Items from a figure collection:
begin

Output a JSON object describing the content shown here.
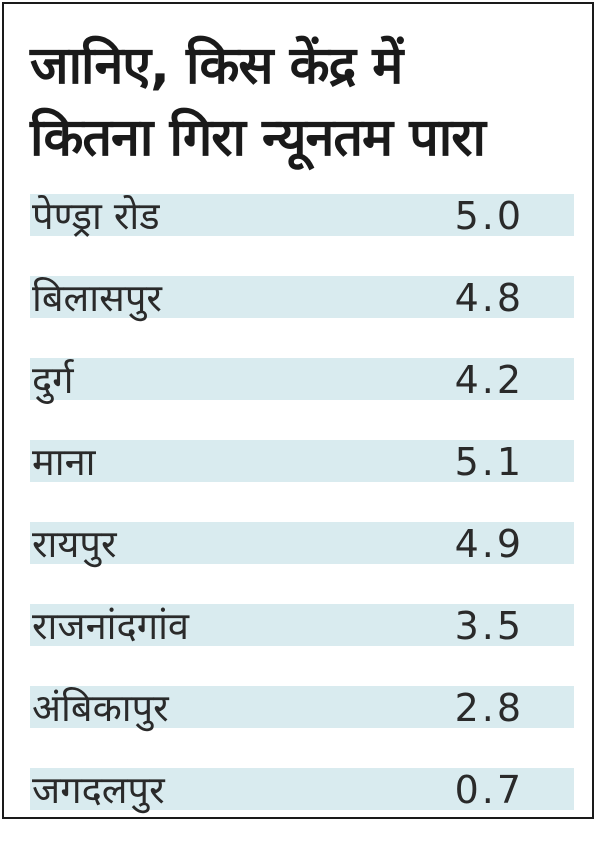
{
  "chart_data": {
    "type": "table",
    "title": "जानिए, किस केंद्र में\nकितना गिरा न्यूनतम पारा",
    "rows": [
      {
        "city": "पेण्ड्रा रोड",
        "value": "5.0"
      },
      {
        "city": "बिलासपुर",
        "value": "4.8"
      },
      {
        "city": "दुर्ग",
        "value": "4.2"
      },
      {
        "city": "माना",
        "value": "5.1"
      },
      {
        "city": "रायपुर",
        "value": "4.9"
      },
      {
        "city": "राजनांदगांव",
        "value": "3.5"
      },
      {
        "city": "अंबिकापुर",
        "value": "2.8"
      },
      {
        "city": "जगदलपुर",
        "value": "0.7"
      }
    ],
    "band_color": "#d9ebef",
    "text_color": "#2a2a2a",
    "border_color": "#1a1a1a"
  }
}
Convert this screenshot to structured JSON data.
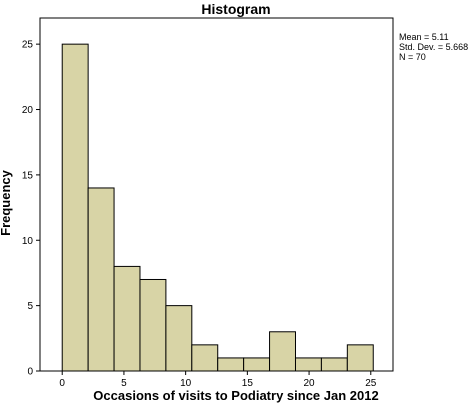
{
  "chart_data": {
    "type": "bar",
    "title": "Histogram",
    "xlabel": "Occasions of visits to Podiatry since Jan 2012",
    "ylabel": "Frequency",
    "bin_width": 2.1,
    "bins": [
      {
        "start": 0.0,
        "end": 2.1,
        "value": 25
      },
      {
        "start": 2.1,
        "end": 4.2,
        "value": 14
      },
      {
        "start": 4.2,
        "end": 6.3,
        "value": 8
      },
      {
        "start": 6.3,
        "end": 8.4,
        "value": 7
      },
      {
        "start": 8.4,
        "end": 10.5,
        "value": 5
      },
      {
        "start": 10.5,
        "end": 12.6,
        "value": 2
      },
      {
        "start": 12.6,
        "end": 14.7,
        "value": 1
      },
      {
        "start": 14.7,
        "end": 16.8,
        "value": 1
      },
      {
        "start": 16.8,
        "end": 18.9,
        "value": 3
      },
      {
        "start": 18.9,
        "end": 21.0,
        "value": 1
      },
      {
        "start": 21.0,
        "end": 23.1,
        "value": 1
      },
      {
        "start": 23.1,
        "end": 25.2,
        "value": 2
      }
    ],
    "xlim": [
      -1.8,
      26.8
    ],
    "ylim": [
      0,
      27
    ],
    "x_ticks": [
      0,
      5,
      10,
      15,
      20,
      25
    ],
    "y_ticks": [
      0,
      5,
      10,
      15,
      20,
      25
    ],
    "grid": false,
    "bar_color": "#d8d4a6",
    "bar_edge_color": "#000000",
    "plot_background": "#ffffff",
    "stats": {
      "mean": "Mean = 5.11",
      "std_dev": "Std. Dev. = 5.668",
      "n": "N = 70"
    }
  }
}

end

__Task objective__
Leave out the pictures and output the rest of the material exactly as written.

__Answer in full__
Output a JSON object describing the content shown here.
{
  "chart_data": {
    "type": "table",
    "title": "जानिए, किस केंद्र में\nकितना गिरा न्यूनतम पारा",
    "rows": [
      {
        "city": "पेण्ड्रा रोड",
        "value": "5.0"
      },
      {
        "city": "बिलासपुर",
        "value": "4.8"
      },
      {
        "city": "दुर्ग",
        "value": "4.2"
      },
      {
        "city": "माना",
        "value": "5.1"
      },
      {
        "city": "रायपुर",
        "value": "4.9"
      },
      {
        "city": "राजनांदगांव",
        "value": "3.5"
      },
      {
        "city": "अंबिकापुर",
        "value": "2.8"
      },
      {
        "city": "जगदलपुर",
        "value": "0.7"
      }
    ],
    "band_color": "#d9ebef",
    "text_color": "#2a2a2a",
    "border_color": "#1a1a1a"
  }
}
Convert this screenshot to structured JSON data.
{
  "chart_data": {
    "type": "bar",
    "title": "Histogram",
    "xlabel": "Occasions of visits to Podiatry since Jan 2012",
    "ylabel": "Frequency",
    "bin_width": 2.1,
    "bins": [
      {
        "start": 0.0,
        "end": 2.1,
        "value": 25
      },
      {
        "start": 2.1,
        "end": 4.2,
        "value": 14
      },
      {
        "start": 4.2,
        "end": 6.3,
        "value": 8
      },
      {
        "start": 6.3,
        "end": 8.4,
        "value": 7
      },
      {
        "start": 8.4,
        "end": 10.5,
        "value": 5
      },
      {
        "start": 10.5,
        "end": 12.6,
        "value": 2
      },
      {
        "start": 12.6,
        "end": 14.7,
        "value": 1
      },
      {
        "start": 14.7,
        "end": 16.8,
        "value": 1
      },
      {
        "start": 16.8,
        "end": 18.9,
        "value": 3
      },
      {
        "start": 18.9,
        "end": 21.0,
        "value": 1
      },
      {
        "start": 21.0,
        "end": 23.1,
        "value": 1
      },
      {
        "start": 23.1,
        "end": 25.2,
        "value": 2
      }
    ],
    "xlim": [
      -1.8,
      26.8
    ],
    "ylim": [
      0,
      27
    ],
    "x_ticks": [
      0,
      5,
      10,
      15,
      20,
      25
    ],
    "y_ticks": [
      0,
      5,
      10,
      15,
      20,
      25
    ],
    "grid": false,
    "bar_color": "#d8d4a6",
    "bar_edge_color": "#000000",
    "plot_background": "#ffffff",
    "stats": {
      "mean": "Mean = 5.11",
      "std_dev": "Std. Dev. = 5.668",
      "n": "N = 70"
    }
  }
}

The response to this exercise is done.